引用文:
"""
なぜ、ものが立体的に見えるのか?
【野村】そういえば、両目を寄り目にすると、立体的に見える画像がありますね。あれは、右目で見えているものと左目で見えているものが、微妙にずれているからそう見えるのですか。
【乾】その通りです。ずれが頭の中で計算されて立体的に見えるのです。それでいうと近くにあるもののほうが、右目で見るときと左目で見るときのずれは大きく、遠くのものはほとんどずれていません。そうした画像は脳が推論をして、立体感を出しているんです。
【深井】たしかに、遠くの風景は2Dっぽく見えますよね。
【乾】眼科の先生たちと共同で研究を進めると、遠くの景色は左右どちらかの目だけで見ることが多いとわかってきました。見るほうの目は「利き目」といわれ、それが左右どちらなのかは人によって異なります。
【野村】両目で見ているように思いますが、実際は休んでいるわけですか。
【乾】遠くを見る場合はそうです。反対に、針に糸を通すとか、バットにボールを当てるなど近いところでの作業は、両目を使わないとうまくいきません。
それとは別に、片目でものを見たときに感じる立体感を「単眼立体視」といいます。
【野村】そういう概念もあるのですね。
"""
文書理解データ
"""
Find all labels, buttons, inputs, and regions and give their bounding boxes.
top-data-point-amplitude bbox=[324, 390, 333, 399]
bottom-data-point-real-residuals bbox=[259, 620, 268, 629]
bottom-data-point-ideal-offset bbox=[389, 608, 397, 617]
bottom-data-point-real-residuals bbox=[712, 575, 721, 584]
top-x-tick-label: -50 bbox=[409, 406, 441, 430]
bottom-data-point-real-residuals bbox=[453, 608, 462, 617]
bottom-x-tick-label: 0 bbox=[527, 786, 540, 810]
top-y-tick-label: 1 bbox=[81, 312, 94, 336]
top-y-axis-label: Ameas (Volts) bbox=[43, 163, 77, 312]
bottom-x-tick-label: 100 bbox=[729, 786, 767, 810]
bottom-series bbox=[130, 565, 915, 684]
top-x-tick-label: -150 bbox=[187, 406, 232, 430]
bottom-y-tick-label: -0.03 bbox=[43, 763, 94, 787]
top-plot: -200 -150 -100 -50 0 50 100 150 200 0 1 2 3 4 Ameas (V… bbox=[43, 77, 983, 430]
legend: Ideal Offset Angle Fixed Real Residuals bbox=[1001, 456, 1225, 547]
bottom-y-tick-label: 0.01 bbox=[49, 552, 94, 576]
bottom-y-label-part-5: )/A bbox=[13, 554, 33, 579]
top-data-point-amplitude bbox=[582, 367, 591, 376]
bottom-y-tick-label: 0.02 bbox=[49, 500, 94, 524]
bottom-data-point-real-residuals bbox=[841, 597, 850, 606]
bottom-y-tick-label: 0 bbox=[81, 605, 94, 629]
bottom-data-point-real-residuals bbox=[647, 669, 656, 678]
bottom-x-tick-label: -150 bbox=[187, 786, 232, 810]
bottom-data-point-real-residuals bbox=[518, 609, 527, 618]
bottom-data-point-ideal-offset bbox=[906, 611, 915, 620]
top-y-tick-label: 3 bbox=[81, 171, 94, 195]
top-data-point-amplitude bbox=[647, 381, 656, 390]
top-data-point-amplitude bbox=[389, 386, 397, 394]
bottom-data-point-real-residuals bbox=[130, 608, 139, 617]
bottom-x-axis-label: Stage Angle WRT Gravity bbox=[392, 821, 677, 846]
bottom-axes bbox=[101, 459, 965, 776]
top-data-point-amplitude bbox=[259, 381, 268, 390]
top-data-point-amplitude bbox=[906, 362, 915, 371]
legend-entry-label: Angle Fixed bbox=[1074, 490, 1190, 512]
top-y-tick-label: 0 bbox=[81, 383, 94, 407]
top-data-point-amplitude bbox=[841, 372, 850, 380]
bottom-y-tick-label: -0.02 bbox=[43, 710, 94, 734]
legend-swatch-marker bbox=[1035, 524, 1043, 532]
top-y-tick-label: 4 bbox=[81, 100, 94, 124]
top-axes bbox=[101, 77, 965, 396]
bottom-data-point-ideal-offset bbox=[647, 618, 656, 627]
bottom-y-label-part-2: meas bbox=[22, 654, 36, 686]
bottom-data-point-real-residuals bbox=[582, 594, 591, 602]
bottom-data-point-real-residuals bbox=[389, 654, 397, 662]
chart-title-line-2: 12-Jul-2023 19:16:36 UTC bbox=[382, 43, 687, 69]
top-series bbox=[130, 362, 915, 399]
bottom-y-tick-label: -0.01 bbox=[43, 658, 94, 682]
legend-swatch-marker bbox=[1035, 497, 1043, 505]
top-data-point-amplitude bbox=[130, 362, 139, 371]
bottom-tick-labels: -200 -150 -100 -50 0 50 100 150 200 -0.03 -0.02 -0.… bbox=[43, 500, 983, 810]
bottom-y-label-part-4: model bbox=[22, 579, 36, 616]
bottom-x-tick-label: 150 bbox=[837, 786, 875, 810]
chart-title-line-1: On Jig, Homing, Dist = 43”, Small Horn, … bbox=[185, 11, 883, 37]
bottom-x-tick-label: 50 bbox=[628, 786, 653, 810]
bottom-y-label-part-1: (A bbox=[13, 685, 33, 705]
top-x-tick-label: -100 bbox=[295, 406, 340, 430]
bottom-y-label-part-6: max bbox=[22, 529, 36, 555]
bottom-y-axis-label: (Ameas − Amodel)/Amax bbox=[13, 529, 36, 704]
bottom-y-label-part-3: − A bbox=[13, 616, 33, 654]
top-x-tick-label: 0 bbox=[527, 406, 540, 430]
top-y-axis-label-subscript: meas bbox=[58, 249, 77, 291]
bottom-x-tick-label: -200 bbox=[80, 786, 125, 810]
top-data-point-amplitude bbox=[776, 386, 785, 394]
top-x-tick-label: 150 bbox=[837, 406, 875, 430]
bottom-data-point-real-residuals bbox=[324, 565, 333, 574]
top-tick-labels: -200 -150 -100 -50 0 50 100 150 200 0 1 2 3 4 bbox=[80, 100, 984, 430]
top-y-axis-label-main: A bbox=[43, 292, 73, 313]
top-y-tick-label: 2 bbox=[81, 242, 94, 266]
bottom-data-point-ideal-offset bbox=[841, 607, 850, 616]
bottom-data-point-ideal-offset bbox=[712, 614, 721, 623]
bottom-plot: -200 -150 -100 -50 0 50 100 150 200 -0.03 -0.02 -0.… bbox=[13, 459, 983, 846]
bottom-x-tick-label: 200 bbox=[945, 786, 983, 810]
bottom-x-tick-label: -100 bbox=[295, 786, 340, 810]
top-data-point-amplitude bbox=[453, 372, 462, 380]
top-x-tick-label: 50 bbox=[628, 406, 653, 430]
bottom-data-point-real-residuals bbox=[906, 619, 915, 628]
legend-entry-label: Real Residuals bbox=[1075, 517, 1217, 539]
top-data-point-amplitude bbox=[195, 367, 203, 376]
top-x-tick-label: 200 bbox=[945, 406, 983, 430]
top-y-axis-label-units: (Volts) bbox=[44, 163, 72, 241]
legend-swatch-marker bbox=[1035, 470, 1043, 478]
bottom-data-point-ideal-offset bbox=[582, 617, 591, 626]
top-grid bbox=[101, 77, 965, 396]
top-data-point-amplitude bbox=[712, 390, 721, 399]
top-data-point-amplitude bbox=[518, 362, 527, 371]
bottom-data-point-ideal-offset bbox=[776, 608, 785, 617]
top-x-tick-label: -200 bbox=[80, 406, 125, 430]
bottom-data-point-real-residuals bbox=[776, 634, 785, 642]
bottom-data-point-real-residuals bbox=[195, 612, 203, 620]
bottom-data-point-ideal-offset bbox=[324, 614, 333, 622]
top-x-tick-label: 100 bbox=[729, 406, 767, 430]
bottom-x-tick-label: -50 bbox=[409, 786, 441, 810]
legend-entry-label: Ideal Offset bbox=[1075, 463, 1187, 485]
"""
練習の目標: 引用文の「なぜ、ものが立体的に見えるのか?」から「使わないとうまくいきません。」までを、「利き目」を「優位眼」に置き換えて書き写してください。 答えは引用文の内容だけをもとにしてください。

解答:
なぜ、ものが立体的に見えるのか?
【野村】そういえば、両目を寄り目にすると、立体的に見える画像がありますね。あれは、右目で見えているものと左目で見えているものが、微妙にずれているからそう見えるのですか。
【乾】その通りです。ずれが頭の中で計算されて立体的に見えるのです。それでいうと近くにあるもののほうが、右目で見るときと左目で見るときのずれは大きく、遠くのものはほとんどずれていません。そうした画像は脳が推論をして、立体感を出しているんです。
【深井】たしかに、遠くの風景は2Dっぽく見えますよね。
【乾】眼科の先生たちと共同で研究を進めると、遠くの景色は左右どちらかの目だけで見ることが多いとわかってきました。見るほうの目は「優位眼」といわれ、それが左右どちらなのかは人によって異なります。
【野村】両目で見ているように思いますが、実際は休んでいるわけですか。
【乾】遠くを見る場合はそうです。反対に、針に糸を通すとか、バットにボールを当てるなど近いところでの作業は、両目を使わないとうまくいきません。